REQUIREMENT: Could you give the data below again, exactly and completely?

EXTRACTED INFORMATION:
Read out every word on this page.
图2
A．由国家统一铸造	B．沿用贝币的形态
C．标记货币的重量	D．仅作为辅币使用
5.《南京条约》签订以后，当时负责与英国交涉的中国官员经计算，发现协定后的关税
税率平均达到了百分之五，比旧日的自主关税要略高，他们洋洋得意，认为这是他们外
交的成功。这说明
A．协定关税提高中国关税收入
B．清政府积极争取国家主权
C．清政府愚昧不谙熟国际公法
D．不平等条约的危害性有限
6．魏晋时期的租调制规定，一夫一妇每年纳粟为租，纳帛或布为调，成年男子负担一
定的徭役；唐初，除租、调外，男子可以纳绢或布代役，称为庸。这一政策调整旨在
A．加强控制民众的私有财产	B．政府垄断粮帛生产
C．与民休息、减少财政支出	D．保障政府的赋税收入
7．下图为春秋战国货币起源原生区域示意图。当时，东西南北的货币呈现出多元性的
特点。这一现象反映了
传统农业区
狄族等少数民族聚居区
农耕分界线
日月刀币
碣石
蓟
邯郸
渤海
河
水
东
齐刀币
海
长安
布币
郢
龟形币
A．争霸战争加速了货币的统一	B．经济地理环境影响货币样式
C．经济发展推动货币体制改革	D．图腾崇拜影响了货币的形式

OUTPUT OF THE TASK:
Read out every word on this page.
图2
A．由国家统一铸造	B．沿用贝币的形态
C．标记货币的重量	D．仅作为辅币使用
5.《南京条约》签订以后，当时负责与英国交涉的中国官员经计算，发现协定后的关税
税率平均达到了百分之五，比旧日的自主关税要略高，他们洋洋得意，认为这是他们外
交的成功。这说明
A．协定关税提高中国关税收入
B．清政府积极争取国家主权
C．清政府愚昧不谙熟国际公法
D．不平等条约的危害性有限
6．魏晋时期的租调制规定，一夫一妇每年纳粟为租，纳帛或布为调，成年男子负担一
定的徭役；唐初，除租、调外，男子可以纳绢或布代役，称为庸。这一政策调整旨在
A．加强控制民众的私有财产	B．政府垄断粮帛生产
C．与民休息、减少财政支出	D．保障政府的赋税收入
7．下图为春秋战国货币起源原生区域示意图。当时，东西南北的货币呈现出多元性的
特点。这一现象反映了
传统农业区
狄族等少数民族聚居区
农耕分界线
日月刀币
碣石
蓟
邯郸
渤海
河
水
东
齐刀币
海
长安
布币
郢
龟形币
A．争霸战争加速了货币的统一	B．经济地理环境影响货币样式
C．经济发展推动货币体制改革	D．图腾崇拜影响了货币的形式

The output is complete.